EXERCISE GOAL
Write out every line below that includes the word "detail".

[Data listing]
····················
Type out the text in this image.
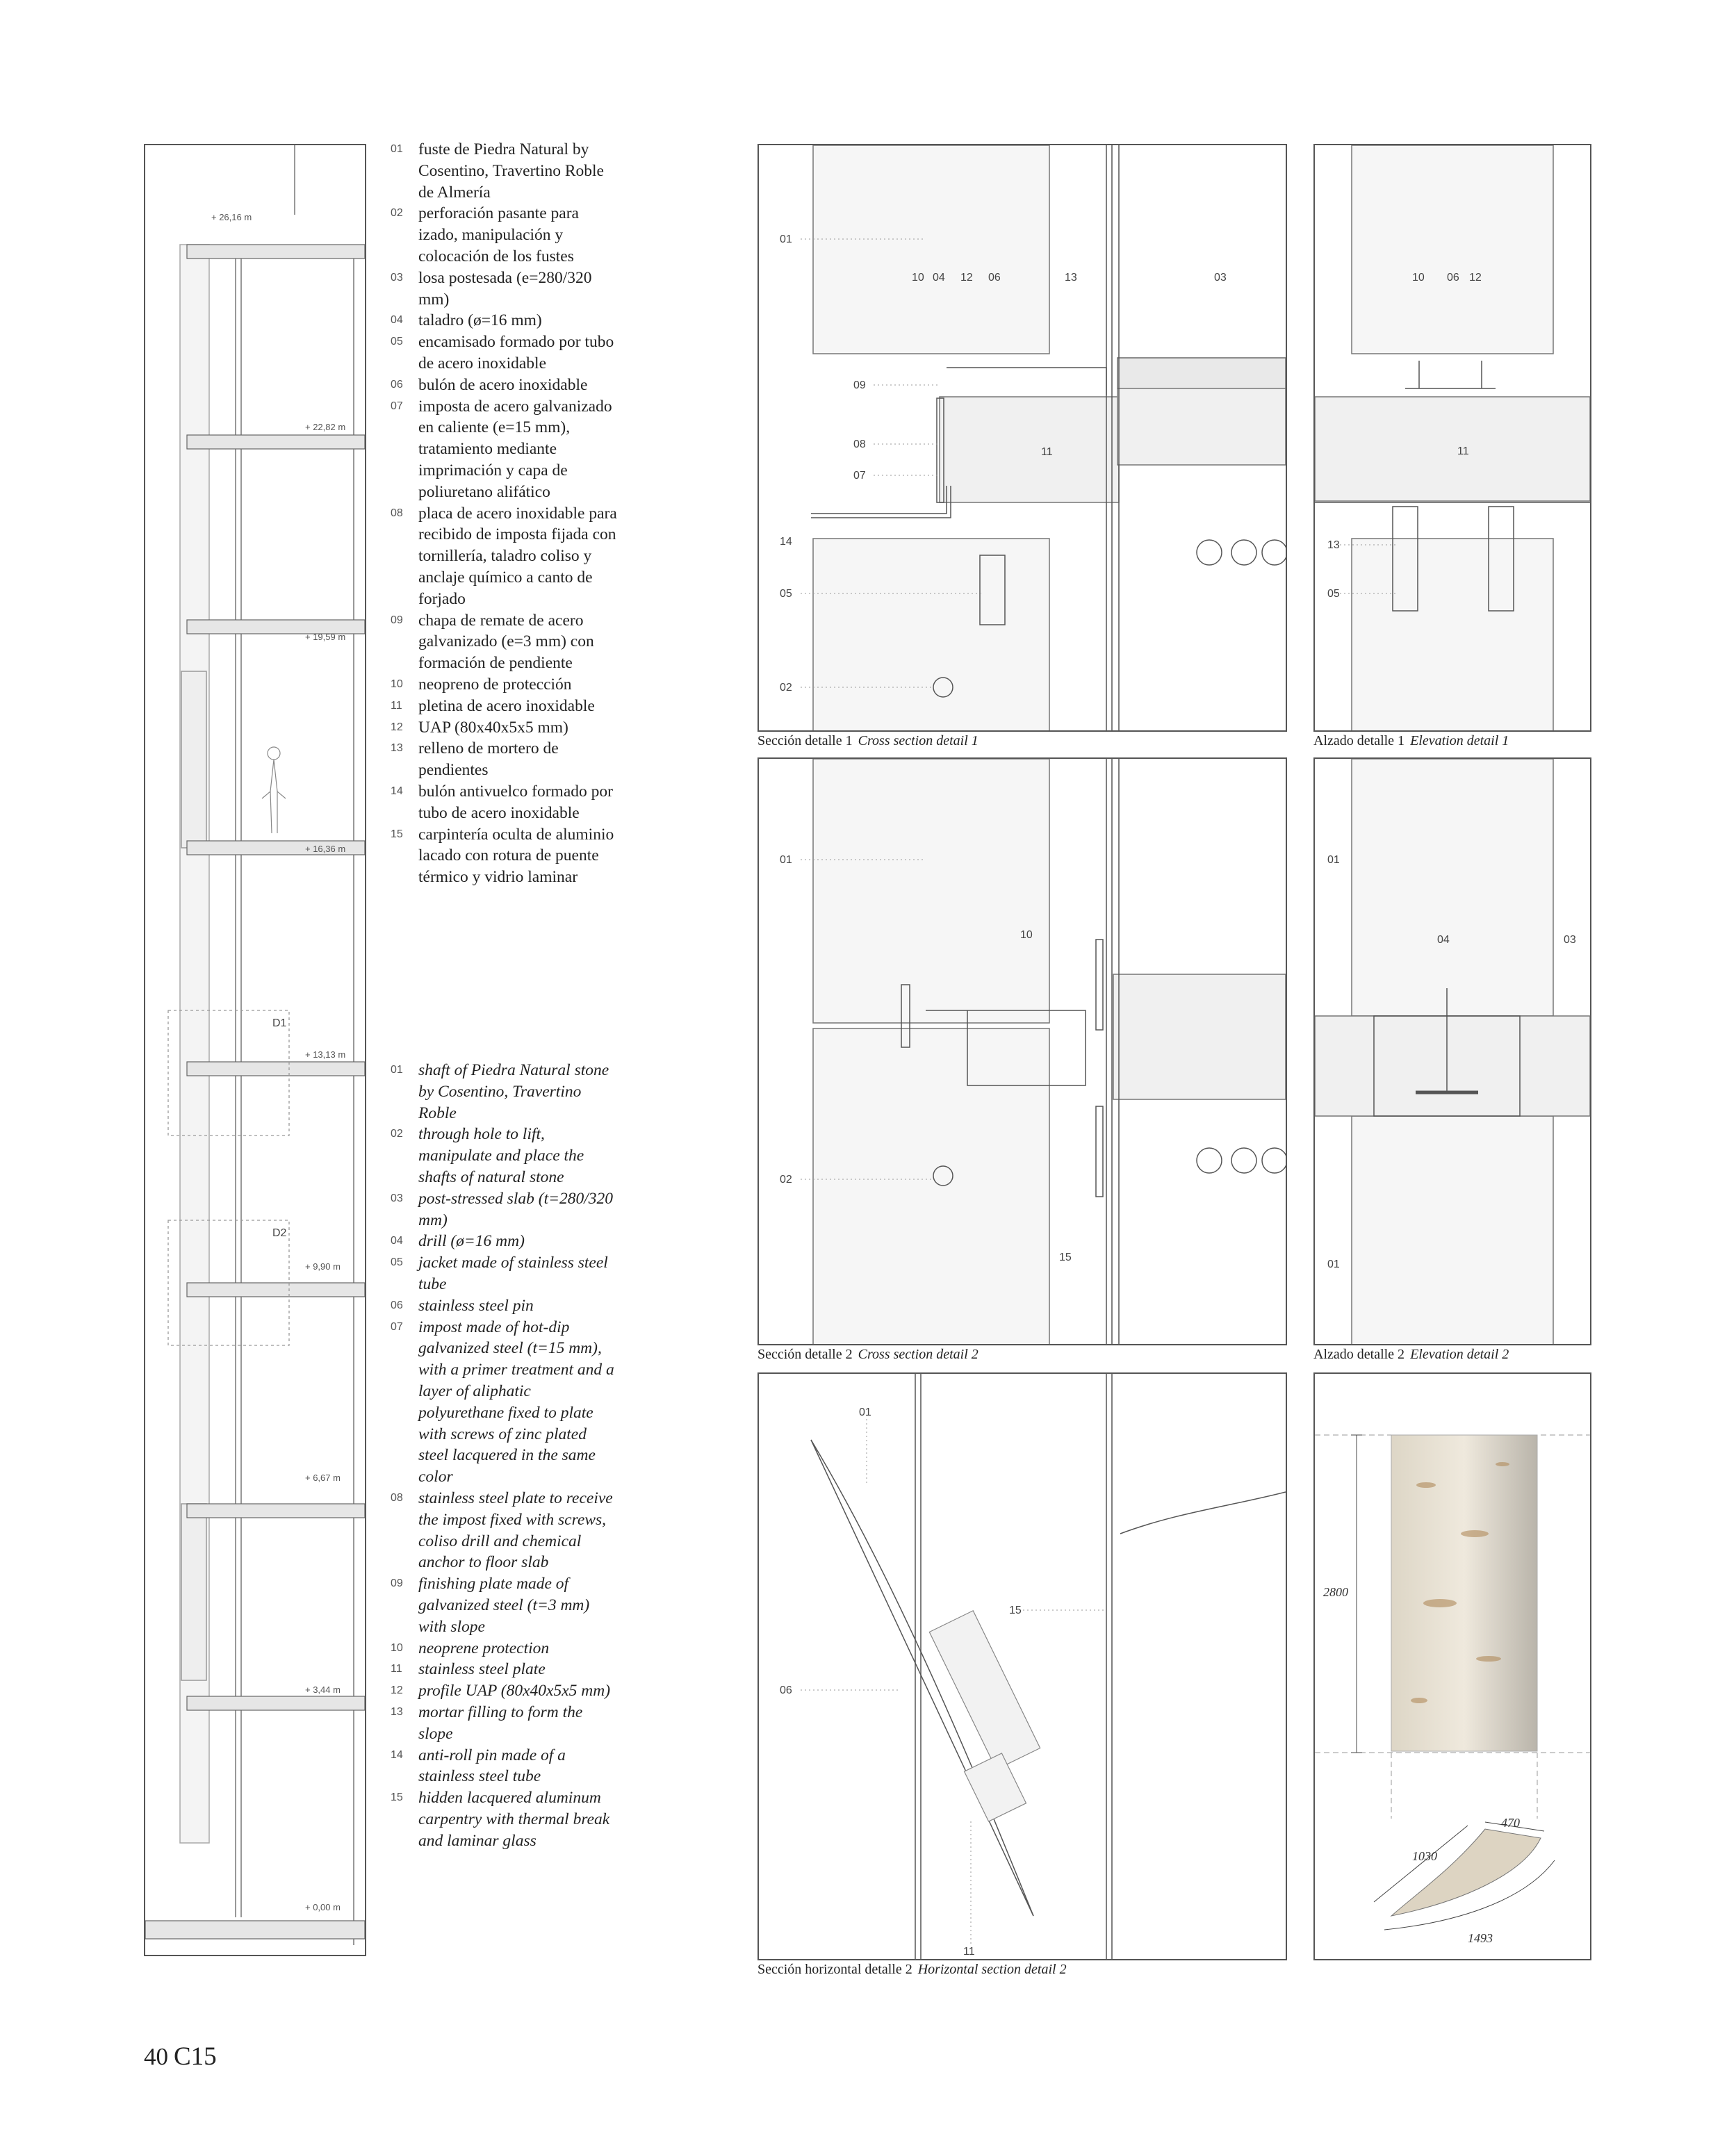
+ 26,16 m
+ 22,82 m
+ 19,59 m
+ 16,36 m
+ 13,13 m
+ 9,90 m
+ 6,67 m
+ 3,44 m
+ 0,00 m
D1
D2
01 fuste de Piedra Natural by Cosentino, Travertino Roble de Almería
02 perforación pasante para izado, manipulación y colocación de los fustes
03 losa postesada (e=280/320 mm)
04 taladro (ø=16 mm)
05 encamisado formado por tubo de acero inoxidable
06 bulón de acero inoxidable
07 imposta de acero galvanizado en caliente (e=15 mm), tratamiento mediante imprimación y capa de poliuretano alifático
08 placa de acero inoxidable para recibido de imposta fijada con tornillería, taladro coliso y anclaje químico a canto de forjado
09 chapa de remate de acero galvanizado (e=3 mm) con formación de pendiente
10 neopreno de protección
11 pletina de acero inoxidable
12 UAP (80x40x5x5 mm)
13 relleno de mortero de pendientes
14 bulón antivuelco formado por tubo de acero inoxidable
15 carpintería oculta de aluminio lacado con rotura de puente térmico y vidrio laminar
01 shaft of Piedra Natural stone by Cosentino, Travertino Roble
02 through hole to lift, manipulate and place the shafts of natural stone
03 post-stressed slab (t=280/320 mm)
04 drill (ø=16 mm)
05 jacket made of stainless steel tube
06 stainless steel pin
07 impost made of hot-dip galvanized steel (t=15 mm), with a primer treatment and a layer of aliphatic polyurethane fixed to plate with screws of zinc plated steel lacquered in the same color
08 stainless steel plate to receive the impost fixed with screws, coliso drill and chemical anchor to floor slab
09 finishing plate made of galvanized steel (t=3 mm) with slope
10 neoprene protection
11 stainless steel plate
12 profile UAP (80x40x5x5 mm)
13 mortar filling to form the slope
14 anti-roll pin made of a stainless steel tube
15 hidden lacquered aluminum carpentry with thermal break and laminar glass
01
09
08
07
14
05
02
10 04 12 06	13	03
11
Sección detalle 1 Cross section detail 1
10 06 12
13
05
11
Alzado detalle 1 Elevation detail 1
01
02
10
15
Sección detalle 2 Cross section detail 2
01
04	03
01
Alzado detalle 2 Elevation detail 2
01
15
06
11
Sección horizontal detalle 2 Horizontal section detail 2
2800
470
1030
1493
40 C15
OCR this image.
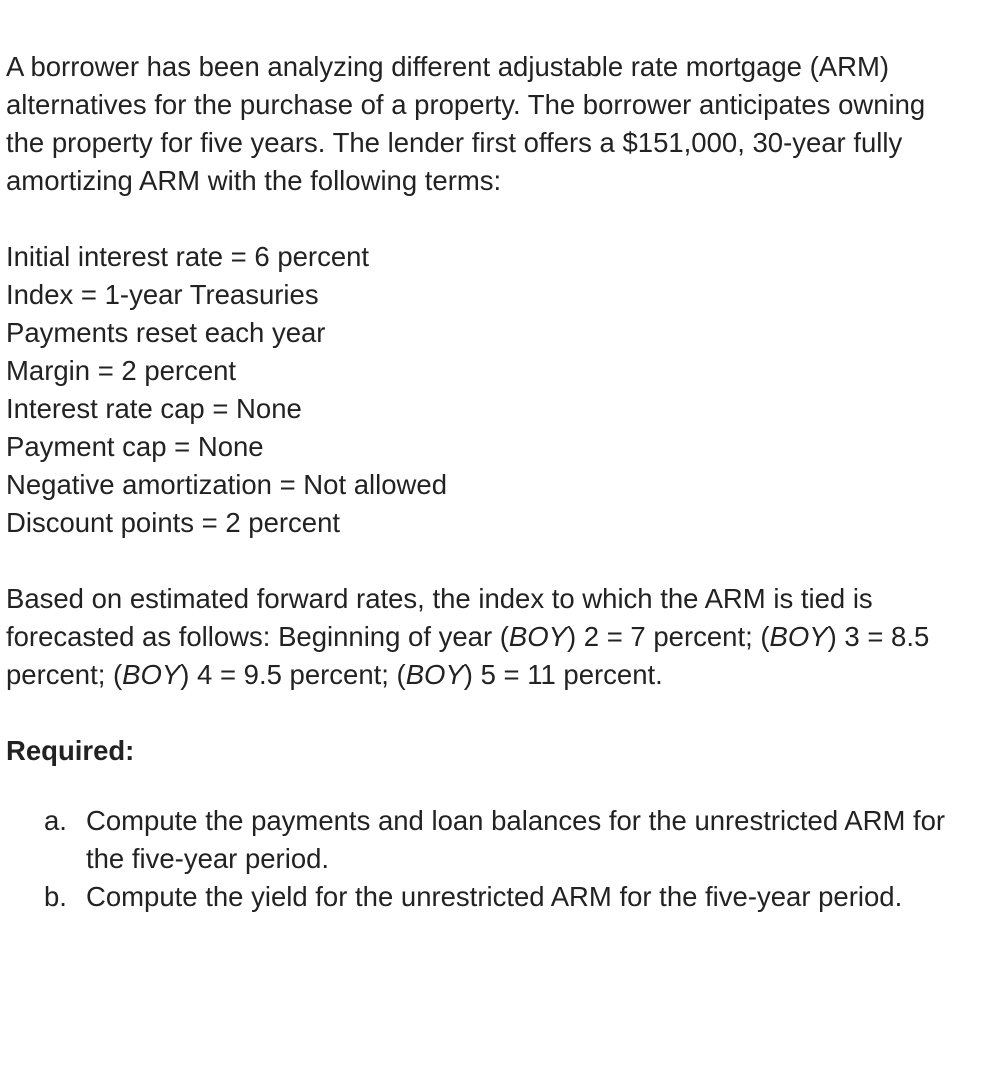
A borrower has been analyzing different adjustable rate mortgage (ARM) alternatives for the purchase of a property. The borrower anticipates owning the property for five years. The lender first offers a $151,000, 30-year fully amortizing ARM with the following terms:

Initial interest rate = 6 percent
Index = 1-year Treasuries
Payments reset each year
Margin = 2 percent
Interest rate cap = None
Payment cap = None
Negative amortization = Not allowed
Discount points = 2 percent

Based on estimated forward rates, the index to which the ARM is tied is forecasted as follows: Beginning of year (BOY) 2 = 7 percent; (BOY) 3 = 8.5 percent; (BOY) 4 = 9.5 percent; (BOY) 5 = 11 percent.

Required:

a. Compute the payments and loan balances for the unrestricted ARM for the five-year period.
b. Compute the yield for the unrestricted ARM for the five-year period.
····················
CORRECT OUTPUT
Sección detalle 1 Cross section detail 1
Alzado detalle 1 Elevation detail 1
Sección detalle 2 Cross section detail 2
Alzado detalle 2 Elevation detail 2
Sección horizontal detalle 2 Horizontal section detail 2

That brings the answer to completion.